**Problem requirements**:
Collect all lines below with the string "Block".

— START OF Entries supplied —

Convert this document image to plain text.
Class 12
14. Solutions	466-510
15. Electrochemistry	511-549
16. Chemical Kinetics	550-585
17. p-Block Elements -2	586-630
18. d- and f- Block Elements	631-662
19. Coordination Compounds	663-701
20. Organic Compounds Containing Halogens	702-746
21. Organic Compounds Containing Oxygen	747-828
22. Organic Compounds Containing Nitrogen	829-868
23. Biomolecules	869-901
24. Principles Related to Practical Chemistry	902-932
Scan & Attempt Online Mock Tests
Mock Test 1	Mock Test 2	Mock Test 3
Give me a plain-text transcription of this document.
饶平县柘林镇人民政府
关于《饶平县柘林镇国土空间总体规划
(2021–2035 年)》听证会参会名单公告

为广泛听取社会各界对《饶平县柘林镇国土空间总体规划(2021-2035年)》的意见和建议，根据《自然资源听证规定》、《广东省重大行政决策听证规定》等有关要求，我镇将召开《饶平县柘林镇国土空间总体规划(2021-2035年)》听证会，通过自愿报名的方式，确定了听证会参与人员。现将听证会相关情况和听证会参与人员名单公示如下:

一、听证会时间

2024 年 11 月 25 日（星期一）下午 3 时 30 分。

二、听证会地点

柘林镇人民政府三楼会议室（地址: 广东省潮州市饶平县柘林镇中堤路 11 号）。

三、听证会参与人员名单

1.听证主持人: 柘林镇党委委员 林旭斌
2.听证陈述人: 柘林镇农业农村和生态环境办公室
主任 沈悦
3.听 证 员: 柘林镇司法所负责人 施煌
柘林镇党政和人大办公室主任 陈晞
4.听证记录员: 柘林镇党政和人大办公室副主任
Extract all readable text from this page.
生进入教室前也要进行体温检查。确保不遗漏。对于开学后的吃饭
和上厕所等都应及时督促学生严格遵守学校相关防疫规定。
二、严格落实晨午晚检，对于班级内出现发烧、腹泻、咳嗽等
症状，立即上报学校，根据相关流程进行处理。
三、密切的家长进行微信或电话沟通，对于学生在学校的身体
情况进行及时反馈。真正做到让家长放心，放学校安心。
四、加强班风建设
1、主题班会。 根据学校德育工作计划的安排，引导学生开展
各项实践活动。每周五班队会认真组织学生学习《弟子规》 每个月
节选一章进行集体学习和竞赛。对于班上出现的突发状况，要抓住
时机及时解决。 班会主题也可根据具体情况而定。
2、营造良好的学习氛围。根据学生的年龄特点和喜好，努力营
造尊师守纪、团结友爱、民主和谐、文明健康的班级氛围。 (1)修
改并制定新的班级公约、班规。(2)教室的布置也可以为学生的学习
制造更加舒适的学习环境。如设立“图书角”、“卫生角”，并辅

— END OF Entries supplied —

**Correct output**:
17. p-Block Elements -2	586-630
18. d- and f- Block Elements	631-662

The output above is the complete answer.